_Goal:_ Scan the lines and state how many carry "indrukken". Leave out everything but the number.

_Data extract:_
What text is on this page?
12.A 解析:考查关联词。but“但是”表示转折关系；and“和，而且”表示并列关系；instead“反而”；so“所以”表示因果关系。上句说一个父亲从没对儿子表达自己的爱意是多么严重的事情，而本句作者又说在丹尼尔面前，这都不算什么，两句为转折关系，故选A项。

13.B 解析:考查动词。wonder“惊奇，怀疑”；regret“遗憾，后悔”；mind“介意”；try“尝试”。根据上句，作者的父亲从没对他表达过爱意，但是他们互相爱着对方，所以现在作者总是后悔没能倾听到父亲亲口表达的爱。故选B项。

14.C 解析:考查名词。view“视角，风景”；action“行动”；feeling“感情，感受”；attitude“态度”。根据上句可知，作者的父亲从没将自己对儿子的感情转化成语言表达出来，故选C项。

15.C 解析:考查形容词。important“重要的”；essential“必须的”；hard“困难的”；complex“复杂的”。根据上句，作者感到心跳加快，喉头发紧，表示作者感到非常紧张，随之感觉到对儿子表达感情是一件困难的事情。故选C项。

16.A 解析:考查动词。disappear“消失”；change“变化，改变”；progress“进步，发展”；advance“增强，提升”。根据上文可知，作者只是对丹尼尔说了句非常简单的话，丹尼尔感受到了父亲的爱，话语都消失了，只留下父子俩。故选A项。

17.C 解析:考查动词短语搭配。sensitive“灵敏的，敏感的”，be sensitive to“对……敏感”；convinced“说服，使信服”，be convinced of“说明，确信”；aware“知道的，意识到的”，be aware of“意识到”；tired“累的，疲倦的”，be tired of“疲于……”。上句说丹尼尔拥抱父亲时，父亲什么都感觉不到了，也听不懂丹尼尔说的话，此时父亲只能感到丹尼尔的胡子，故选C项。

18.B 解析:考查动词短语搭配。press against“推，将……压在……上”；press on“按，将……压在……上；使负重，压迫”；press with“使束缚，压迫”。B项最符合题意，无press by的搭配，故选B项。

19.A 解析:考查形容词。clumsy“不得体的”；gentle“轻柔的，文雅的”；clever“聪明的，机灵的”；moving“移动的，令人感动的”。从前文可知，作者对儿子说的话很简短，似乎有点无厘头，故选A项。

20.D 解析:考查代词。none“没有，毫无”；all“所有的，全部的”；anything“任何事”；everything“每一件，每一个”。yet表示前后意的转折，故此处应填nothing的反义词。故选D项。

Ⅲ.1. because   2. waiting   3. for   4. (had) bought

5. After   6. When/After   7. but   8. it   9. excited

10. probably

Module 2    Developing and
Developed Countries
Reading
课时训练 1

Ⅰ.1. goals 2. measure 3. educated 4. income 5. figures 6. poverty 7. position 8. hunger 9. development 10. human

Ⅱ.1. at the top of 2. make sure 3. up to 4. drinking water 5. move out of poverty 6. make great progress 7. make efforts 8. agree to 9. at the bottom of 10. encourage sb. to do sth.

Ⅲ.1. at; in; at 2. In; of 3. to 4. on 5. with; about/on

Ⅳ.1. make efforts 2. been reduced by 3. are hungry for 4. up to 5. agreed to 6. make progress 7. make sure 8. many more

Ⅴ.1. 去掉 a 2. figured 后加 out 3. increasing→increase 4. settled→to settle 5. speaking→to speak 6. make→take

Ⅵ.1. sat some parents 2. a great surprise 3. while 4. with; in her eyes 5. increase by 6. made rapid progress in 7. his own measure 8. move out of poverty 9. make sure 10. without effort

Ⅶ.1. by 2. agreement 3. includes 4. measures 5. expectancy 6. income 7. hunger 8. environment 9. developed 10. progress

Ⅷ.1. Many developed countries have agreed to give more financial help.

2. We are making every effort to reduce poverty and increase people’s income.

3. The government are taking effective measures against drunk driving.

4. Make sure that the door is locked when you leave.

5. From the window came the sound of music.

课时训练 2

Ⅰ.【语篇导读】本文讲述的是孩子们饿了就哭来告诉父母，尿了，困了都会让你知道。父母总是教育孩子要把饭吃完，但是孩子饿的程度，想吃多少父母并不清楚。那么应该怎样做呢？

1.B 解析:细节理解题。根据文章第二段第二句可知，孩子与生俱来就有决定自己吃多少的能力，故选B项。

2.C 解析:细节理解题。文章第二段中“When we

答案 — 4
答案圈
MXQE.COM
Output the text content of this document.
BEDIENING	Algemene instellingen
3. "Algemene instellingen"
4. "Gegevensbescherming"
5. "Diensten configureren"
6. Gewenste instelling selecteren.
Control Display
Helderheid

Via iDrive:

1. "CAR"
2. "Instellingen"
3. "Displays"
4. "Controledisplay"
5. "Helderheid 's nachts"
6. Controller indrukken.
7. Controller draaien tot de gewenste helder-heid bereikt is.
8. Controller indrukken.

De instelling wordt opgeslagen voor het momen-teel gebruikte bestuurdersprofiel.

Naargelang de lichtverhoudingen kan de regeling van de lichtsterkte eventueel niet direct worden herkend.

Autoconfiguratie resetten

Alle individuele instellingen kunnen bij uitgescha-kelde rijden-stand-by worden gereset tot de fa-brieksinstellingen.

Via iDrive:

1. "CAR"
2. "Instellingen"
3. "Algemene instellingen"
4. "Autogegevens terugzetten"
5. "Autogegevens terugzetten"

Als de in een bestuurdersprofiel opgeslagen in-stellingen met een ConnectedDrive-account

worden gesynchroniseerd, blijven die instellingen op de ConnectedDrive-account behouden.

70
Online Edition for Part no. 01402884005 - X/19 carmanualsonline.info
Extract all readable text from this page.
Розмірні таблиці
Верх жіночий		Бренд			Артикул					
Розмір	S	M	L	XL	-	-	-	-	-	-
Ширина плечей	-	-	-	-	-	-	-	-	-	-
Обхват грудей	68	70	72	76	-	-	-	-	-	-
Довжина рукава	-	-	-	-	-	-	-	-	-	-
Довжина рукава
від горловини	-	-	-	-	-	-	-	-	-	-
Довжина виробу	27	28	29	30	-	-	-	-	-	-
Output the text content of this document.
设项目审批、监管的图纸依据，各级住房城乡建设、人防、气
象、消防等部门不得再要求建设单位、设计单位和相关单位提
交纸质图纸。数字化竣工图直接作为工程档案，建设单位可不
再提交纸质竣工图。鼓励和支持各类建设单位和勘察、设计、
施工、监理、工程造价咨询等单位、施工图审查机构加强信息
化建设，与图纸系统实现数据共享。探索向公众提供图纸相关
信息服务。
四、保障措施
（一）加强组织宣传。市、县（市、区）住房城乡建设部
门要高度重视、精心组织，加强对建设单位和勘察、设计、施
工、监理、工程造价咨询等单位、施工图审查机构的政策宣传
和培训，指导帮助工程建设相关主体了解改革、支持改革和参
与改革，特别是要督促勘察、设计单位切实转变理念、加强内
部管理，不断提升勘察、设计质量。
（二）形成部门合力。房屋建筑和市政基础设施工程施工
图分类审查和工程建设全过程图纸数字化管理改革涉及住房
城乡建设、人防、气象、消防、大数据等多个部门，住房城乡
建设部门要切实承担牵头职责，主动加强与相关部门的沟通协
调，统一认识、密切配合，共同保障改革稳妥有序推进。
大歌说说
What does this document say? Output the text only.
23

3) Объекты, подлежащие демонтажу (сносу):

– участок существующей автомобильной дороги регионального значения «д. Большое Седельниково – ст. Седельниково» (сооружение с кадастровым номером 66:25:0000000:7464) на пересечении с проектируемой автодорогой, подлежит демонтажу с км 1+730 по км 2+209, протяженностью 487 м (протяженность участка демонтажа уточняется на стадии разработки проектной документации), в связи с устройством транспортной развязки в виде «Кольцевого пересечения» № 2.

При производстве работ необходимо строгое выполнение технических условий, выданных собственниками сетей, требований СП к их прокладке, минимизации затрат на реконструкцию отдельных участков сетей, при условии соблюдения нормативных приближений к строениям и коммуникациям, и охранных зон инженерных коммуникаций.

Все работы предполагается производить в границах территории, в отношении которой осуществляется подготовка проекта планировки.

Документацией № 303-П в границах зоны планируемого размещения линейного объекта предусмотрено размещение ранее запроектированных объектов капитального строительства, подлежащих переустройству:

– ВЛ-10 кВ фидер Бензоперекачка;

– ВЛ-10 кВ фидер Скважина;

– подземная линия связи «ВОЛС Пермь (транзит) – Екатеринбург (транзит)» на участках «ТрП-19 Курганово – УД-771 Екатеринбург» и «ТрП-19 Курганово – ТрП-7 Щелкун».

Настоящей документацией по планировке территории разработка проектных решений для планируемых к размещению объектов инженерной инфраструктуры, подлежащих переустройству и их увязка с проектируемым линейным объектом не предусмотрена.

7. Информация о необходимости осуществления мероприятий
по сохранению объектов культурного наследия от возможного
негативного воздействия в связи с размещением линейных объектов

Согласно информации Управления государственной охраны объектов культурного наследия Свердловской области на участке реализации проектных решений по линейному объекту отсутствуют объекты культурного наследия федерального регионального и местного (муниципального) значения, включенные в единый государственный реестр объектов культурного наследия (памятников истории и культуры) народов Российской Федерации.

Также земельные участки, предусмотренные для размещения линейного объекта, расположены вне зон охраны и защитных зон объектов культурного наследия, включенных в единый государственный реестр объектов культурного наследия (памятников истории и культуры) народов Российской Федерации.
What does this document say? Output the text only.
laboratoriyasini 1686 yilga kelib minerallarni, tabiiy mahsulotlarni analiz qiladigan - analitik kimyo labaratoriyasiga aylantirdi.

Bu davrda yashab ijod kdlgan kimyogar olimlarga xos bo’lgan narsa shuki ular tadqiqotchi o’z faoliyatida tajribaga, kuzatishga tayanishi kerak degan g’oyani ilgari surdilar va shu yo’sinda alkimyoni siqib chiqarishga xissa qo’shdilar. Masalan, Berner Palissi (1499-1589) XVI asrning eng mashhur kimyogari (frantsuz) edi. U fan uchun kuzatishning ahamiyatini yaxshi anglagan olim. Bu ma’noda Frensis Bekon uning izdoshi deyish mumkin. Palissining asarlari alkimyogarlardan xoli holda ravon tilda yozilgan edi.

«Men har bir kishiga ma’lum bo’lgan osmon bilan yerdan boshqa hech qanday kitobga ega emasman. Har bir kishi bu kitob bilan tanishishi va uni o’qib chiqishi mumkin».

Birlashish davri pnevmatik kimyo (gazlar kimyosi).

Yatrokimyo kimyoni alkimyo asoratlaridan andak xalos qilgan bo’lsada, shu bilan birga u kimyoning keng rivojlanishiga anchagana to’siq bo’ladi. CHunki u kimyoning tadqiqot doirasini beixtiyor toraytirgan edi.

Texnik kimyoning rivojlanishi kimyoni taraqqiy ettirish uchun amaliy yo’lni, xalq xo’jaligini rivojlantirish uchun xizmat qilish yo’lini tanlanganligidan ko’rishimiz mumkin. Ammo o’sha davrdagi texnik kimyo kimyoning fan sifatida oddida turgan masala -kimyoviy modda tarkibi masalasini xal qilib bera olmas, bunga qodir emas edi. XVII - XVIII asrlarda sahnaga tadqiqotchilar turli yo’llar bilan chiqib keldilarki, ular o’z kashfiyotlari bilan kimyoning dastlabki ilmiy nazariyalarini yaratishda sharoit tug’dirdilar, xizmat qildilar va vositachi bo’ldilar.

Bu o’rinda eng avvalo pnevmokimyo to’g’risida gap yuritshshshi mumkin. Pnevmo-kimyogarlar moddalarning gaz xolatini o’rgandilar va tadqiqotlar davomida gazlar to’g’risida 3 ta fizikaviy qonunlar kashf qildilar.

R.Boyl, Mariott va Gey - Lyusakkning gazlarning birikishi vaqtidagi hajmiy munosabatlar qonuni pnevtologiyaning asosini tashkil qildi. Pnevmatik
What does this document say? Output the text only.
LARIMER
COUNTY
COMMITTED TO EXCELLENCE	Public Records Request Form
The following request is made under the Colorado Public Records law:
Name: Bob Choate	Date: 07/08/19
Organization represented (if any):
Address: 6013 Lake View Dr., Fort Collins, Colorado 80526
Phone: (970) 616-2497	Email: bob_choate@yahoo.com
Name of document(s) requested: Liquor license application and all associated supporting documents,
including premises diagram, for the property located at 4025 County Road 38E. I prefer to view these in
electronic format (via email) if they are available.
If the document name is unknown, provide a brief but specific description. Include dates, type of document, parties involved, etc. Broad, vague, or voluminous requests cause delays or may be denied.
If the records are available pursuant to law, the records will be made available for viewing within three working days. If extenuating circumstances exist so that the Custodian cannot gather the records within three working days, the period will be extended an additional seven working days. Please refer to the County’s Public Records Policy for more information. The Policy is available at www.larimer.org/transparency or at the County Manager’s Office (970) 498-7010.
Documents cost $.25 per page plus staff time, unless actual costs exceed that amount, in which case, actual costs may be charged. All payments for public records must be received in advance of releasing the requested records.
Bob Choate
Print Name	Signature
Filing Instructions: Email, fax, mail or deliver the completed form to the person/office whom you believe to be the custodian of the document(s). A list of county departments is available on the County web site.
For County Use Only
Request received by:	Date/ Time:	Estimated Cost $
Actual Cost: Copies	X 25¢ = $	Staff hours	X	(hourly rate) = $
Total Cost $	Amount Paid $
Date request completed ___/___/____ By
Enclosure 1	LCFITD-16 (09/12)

_Expected answer:_ 2